▸ **Prompt**
Leaving out the pictures, please retype each record exactly.

▸ **Supplied records**
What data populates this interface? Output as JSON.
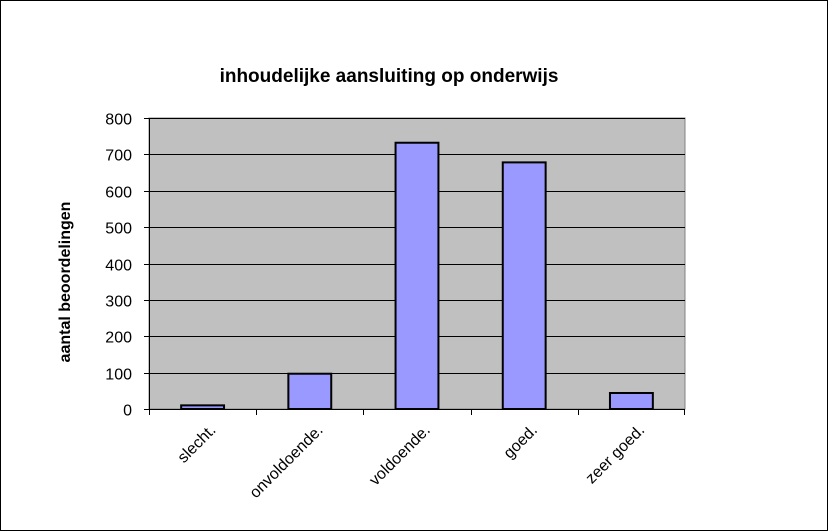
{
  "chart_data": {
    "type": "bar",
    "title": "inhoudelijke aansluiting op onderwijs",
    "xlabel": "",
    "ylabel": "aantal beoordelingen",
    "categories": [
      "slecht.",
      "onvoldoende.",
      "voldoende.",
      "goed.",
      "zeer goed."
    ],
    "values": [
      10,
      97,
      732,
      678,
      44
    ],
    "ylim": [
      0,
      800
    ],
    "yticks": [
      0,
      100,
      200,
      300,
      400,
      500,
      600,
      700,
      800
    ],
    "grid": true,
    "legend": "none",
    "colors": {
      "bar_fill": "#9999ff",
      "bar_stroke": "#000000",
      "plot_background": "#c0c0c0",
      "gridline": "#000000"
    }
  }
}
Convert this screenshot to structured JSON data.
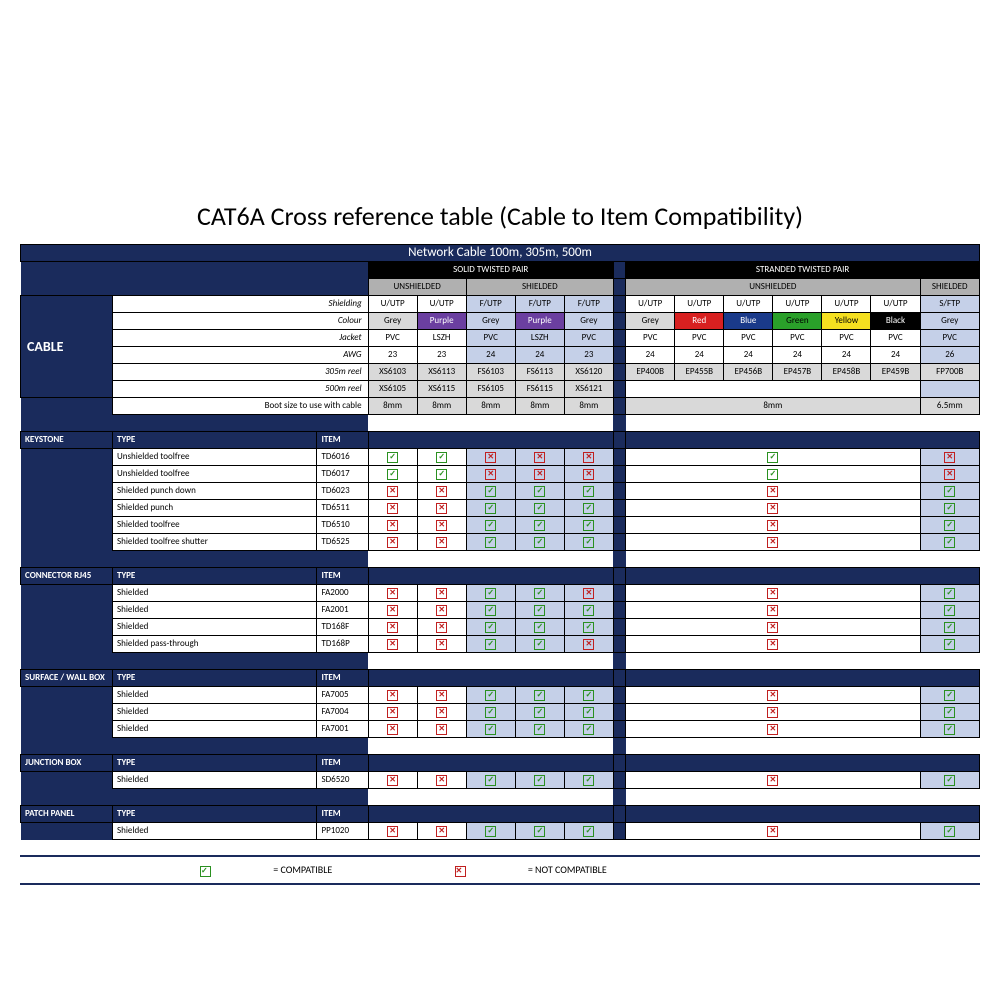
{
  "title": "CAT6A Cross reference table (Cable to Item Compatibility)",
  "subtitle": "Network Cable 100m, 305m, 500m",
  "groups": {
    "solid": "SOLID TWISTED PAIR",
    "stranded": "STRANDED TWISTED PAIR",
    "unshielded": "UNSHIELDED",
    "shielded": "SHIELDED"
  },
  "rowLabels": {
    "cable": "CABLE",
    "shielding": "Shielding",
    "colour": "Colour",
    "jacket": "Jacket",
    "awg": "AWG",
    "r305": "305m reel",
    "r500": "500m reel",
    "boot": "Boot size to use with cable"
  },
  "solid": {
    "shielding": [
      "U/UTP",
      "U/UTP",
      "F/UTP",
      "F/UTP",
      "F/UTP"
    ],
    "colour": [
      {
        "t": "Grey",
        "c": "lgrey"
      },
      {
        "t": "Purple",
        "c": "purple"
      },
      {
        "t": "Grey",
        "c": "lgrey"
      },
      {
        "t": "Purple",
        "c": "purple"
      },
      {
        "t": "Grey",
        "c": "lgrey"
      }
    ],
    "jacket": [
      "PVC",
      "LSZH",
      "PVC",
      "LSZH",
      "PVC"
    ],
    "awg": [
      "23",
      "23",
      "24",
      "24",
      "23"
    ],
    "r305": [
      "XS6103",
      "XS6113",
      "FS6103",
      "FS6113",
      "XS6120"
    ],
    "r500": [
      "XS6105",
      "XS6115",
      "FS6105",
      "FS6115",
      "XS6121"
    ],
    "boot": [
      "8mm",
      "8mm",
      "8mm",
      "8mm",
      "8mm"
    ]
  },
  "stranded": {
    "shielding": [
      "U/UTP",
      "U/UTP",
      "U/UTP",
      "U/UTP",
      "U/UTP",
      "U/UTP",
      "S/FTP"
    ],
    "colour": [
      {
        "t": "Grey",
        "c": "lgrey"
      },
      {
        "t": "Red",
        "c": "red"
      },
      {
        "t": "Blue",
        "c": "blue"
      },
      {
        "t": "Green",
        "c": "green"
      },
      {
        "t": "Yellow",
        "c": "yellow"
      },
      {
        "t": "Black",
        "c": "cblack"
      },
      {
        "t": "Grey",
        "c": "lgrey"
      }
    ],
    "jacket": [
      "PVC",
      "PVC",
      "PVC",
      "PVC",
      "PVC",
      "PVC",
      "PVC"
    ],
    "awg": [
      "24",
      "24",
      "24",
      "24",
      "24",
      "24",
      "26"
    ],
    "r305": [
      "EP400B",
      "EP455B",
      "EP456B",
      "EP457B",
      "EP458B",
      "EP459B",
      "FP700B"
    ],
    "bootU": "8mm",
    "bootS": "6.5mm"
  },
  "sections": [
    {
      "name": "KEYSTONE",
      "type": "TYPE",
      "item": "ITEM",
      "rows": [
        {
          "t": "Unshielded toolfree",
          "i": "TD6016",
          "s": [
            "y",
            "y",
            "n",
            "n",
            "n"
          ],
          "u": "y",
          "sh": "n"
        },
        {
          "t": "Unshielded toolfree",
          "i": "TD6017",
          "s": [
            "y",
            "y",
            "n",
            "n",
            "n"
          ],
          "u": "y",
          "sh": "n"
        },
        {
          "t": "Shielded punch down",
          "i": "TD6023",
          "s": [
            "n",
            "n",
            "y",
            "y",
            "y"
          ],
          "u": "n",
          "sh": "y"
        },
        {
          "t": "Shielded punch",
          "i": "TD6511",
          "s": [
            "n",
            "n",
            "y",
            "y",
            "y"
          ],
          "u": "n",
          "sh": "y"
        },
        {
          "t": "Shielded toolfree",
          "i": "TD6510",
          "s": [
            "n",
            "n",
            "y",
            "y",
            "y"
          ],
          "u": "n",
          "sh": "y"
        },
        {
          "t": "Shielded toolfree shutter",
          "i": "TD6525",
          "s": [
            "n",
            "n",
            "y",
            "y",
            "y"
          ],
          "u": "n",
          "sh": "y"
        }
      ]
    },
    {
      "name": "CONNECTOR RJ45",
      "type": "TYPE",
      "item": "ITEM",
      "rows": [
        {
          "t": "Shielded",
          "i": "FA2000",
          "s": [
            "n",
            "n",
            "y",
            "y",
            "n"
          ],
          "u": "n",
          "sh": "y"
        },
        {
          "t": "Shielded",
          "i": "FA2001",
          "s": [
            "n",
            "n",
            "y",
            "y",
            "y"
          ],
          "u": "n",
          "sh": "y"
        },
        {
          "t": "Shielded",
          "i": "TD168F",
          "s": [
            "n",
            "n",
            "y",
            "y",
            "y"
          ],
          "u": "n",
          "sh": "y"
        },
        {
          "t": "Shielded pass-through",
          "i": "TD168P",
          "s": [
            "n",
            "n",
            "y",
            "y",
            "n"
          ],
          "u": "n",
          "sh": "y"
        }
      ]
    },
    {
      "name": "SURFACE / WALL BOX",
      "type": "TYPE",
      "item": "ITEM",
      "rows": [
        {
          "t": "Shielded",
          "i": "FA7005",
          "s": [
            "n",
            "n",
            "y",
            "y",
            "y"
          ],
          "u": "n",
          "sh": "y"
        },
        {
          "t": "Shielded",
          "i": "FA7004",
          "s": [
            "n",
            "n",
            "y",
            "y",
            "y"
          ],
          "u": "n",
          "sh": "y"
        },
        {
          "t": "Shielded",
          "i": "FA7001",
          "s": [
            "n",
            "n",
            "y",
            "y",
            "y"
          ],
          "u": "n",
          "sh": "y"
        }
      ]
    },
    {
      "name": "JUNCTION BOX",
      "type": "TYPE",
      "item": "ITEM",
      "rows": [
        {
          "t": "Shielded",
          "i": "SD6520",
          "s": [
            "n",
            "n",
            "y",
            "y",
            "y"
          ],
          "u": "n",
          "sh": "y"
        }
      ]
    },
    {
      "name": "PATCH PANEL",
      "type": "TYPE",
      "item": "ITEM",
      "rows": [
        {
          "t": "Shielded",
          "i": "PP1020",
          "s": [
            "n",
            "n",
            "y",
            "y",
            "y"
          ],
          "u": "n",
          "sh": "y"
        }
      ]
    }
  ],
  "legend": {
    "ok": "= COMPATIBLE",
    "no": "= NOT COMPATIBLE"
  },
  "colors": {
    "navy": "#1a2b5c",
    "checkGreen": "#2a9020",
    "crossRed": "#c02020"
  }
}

▸ **Exercise output**
What data populates this interface? Output as JSON.
{
  "chart_data": {
    "type": "bar",
    "title": "inhoudelijke aansluiting op onderwijs",
    "xlabel": "",
    "ylabel": "aantal beoordelingen",
    "categories": [
      "slecht.",
      "onvoldoende.",
      "voldoende.",
      "goed.",
      "zeer goed."
    ],
    "values": [
      10,
      97,
      732,
      678,
      44
    ],
    "ylim": [
      0,
      800
    ],
    "yticks": [
      0,
      100,
      200,
      300,
      400,
      500,
      600,
      700,
      800
    ],
    "grid": true,
    "legend": "none",
    "colors": {
      "bar_fill": "#9999ff",
      "bar_stroke": "#000000",
      "plot_background": "#c0c0c0",
      "gridline": "#000000"
    }
  }
}
Convert this screenshot to structured JSON data.
{
  "title": "CAT6A Cross reference table (Cable to Item Compatibility)",
  "subtitle": "Network Cable 100m, 305m, 500m",
  "groups": {
    "solid": "SOLID TWISTED PAIR",
    "stranded": "STRANDED TWISTED PAIR",
    "unshielded": "UNSHIELDED",
    "shielded": "SHIELDED"
  },
  "rowLabels": {
    "cable": "CABLE",
    "shielding": "Shielding",
    "colour": "Colour",
    "jacket": "Jacket",
    "awg": "AWG",
    "r305": "305m reel",
    "r500": "500m reel",
    "boot": "Boot size to use with cable"
  },
  "solid": {
    "shielding": [
      "U/UTP",
      "U/UTP",
      "F/UTP",
      "F/UTP",
      "F/UTP"
    ],
    "colour": [
      {
        "t": "Grey",
        "c": "lgrey"
      },
      {
        "t": "Purple",
        "c": "purple"
      },
      {
        "t": "Grey",
        "c": "lgrey"
      },
      {
        "t": "Purple",
        "c": "purple"
      },
      {
        "t": "Grey",
        "c": "lgrey"
      }
    ],
    "jacket": [
      "PVC",
      "LSZH",
      "PVC",
      "LSZH",
      "PVC"
    ],
    "awg": [
      "23",
      "23",
      "24",
      "24",
      "23"
    ],
    "r305": [
      "XS6103",
      "XS6113",
      "FS6103",
      "FS6113",
      "XS6120"
    ],
    "r500": [
      "XS6105",
      "XS6115",
      "FS6105",
      "FS6115",
      "XS6121"
    ],
    "boot": [
      "8mm",
      "8mm",
      "8mm",
      "8mm",
      "8mm"
    ]
  },
  "stranded": {
    "shielding": [
      "U/UTP",
      "U/UTP",
      "U/UTP",
      "U/UTP",
      "U/UTP",
      "U/UTP",
      "S/FTP"
    ],
    "colour": [
      {
        "t": "Grey",
        "c": "lgrey"
      },
      {
        "t": "Red",
        "c": "red"
      },
      {
        "t": "Blue",
        "c": "blue"
      },
      {
        "t": "Green",
        "c": "green"
      },
      {
        "t": "Yellow",
        "c": "yellow"
      },
      {
        "t": "Black",
        "c": "cblack"
      },
      {
        "t": "Grey",
        "c": "lgrey"
      }
    ],
    "jacket": [
      "PVC",
      "PVC",
      "PVC",
      "PVC",
      "PVC",
      "PVC",
      "PVC"
    ],
    "awg": [
      "24",
      "24",
      "24",
      "24",
      "24",
      "24",
      "26"
    ],
    "r305": [
      "EP400B",
      "EP455B",
      "EP456B",
      "EP457B",
      "EP458B",
      "EP459B",
      "FP700B"
    ],
    "bootU": "8mm",
    "bootS": "6.5mm"
  },
  "sections": [
    {
      "name": "KEYSTONE",
      "type": "TYPE",
      "item": "ITEM",
      "rows": [
        {
          "t": "Unshielded toolfree",
          "i": "TD6016",
          "s": [
            "y",
            "y",
            "n",
            "n",
            "n"
          ],
          "u": "y",
          "sh": "n"
        },
        {
          "t": "Unshielded toolfree",
          "i": "TD6017",
          "s": [
            "y",
            "y",
            "n",
            "n",
            "n"
          ],
          "u": "y",
          "sh": "n"
        },
        {
          "t": "Shielded punch down",
          "i": "TD6023",
          "s": [
            "n",
            "n",
            "y",
            "y",
            "y"
          ],
          "u": "n",
          "sh": "y"
        },
        {
          "t": "Shielded punch",
          "i": "TD6511",
          "s": [
            "n",
            "n",
            "y",
            "y",
            "y"
          ],
          "u": "n",
          "sh": "y"
        },
        {
          "t": "Shielded toolfree",
          "i": "TD6510",
          "s": [
            "n",
            "n",
            "y",
            "y",
            "y"
          ],
          "u": "n",
          "sh": "y"
        },
        {
          "t": "Shielded toolfree shutter",
          "i": "TD6525",
          "s": [
            "n",
            "n",
            "y",
            "y",
            "y"
          ],
          "u": "n",
          "sh": "y"
        }
      ]
    },
    {
      "name": "CONNECTOR RJ45",
      "type": "TYPE",
      "item": "ITEM",
      "rows": [
        {
          "t": "Shielded",
          "i": "FA2000",
          "s": [
            "n",
            "n",
            "y",
            "y",
            "n"
          ],
          "u": "n",
          "sh": "y"
        },
        {
          "t": "Shielded",
          "i": "FA2001",
          "s": [
            "n",
            "n",
            "y",
            "y",
            "y"
          ],
          "u": "n",
          "sh": "y"
        },
        {
          "t": "Shielded",
          "i": "TD168F",
          "s": [
            "n",
            "n",
            "y",
            "y",
            "y"
          ],
          "u": "n",
          "sh": "y"
        },
        {
          "t": "Shielded pass-through",
          "i": "TD168P",
          "s": [
            "n",
            "n",
            "y",
            "y",
            "n"
          ],
          "u": "n",
          "sh": "y"
        }
      ]
    },
    {
      "name": "SURFACE / WALL BOX",
      "type": "TYPE",
      "item": "ITEM",
      "rows": [
        {
          "t": "Shielded",
          "i": "FA7005",
          "s": [
            "n",
            "n",
            "y",
            "y",
            "y"
          ],
          "u": "n",
          "sh": "y"
        },
        {
          "t": "Shielded",
          "i": "FA7004",
          "s": [
            "n",
            "n",
            "y",
            "y",
            "y"
          ],
          "u": "n",
          "sh": "y"
        },
        {
          "t": "Shielded",
          "i": "FA7001",
          "s": [
            "n",
            "n",
            "y",
            "y",
            "y"
          ],
          "u": "n",
          "sh": "y"
        }
      ]
    },
    {
      "name": "JUNCTION BOX",
      "type": "TYPE",
      "item": "ITEM",
      "rows": [
        {
          "t": "Shielded",
          "i": "SD6520",
          "s": [
            "n",
            "n",
            "y",
            "y",
            "y"
          ],
          "u": "n",
          "sh": "y"
        }
      ]
    },
    {
      "name": "PATCH PANEL",
      "type": "TYPE",
      "item": "ITEM",
      "rows": [
        {
          "t": "Shielded",
          "i": "PP1020",
          "s": [
            "n",
            "n",
            "y",
            "y",
            "y"
          ],
          "u": "n",
          "sh": "y"
        }
      ]
    }
  ],
  "legend": {
    "ok": "= COMPATIBLE",
    "no": "= NOT COMPATIBLE"
  },
  "colors": {
    "navy": "#1a2b5c",
    "checkGreen": "#2a9020",
    "crossRed": "#c02020"
  }
}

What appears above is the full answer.